Task requirements:
Print the records below exactly as they appear.

++++

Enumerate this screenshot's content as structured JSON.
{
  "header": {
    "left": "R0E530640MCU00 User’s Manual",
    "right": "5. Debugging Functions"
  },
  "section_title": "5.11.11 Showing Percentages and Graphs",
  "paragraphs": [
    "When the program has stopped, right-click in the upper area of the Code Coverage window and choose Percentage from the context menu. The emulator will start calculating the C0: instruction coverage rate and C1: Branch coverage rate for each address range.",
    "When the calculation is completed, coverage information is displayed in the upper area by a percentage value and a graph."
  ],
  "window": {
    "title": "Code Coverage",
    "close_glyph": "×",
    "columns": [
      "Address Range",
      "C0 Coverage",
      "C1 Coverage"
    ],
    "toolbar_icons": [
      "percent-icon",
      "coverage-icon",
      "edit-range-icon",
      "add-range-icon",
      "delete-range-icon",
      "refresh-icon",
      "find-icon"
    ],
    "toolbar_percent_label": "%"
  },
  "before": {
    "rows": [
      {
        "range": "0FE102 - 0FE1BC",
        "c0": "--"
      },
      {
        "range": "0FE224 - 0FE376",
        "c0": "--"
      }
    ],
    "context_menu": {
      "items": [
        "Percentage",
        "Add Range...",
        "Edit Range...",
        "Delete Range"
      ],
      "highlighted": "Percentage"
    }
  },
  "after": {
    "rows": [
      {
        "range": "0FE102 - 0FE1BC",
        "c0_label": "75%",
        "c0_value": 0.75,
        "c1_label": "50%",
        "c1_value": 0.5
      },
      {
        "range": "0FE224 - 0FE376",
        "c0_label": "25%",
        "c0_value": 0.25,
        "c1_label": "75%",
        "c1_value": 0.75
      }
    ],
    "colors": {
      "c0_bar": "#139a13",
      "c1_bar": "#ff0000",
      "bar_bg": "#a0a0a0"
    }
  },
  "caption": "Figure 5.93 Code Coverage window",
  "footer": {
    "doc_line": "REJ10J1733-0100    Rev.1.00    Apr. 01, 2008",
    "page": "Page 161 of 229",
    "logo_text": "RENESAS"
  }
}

++++

Written solution:
Enumerate this screenshot's content as structured JSON.
{
  "header": {
    "left": "R0E530640MCU00 User’s Manual",
    "right": "5. Debugging Functions"
  },
  "section_title": "5.11.11 Showing Percentages and Graphs",
  "paragraphs": [
    "When the program has stopped, right-click in the upper area of the Code Coverage window and choose Percentage from the context menu. The emulator will start calculating the C0: instruction coverage rate and C1: Branch coverage rate for each address range.",
    "When the calculation is completed, coverage information is displayed in the upper area by a percentage value and a graph."
  ],
  "window": {
    "title": "Code Coverage",
    "close_glyph": "×",
    "columns": [
      "Address Range",
      "C0 Coverage",
      "C1 Coverage"
    ],
    "toolbar_icons": [
      "percent-icon",
      "coverage-icon",
      "edit-range-icon",
      "add-range-icon",
      "delete-range-icon",
      "refresh-icon",
      "find-icon"
    ],
    "toolbar_percent_label": "%"
  },
  "before": {
    "rows": [
      {
        "range": "0FE102 - 0FE1BC",
        "c0": "--"
      },
      {
        "range": "0FE224 - 0FE376",
        "c0": "--"
      }
    ],
    "context_menu": {
      "items": [
        "Percentage",
        "Add Range...",
        "Edit Range...",
        "Delete Range"
      ],
      "highlighted": "Percentage"
    }
  },
  "after": {
    "rows": [
      {
        "range": "0FE102 - 0FE1BC",
        "c0_label": "75%",
        "c0_value": 0.75,
        "c1_label": "50%",
        "c1_value": 0.5
      },
      {
        "range": "0FE224 - 0FE376",
        "c0_label": "25%",
        "c0_value": 0.25,
        "c1_label": "75%",
        "c1_value": 0.75
      }
    ],
    "colors": {
      "c0_bar": "#139a13",
      "c1_bar": "#ff0000",
      "bar_bg": "#a0a0a0"
    }
  },
  "caption": "Figure 5.93 Code Coverage window",
  "footer": {
    "doc_line": "REJ10J1733-0100    Rev.1.00    Apr. 01, 2008",
    "page": "Page 161 of 229",
    "logo_text": "RENESAS"
  }
}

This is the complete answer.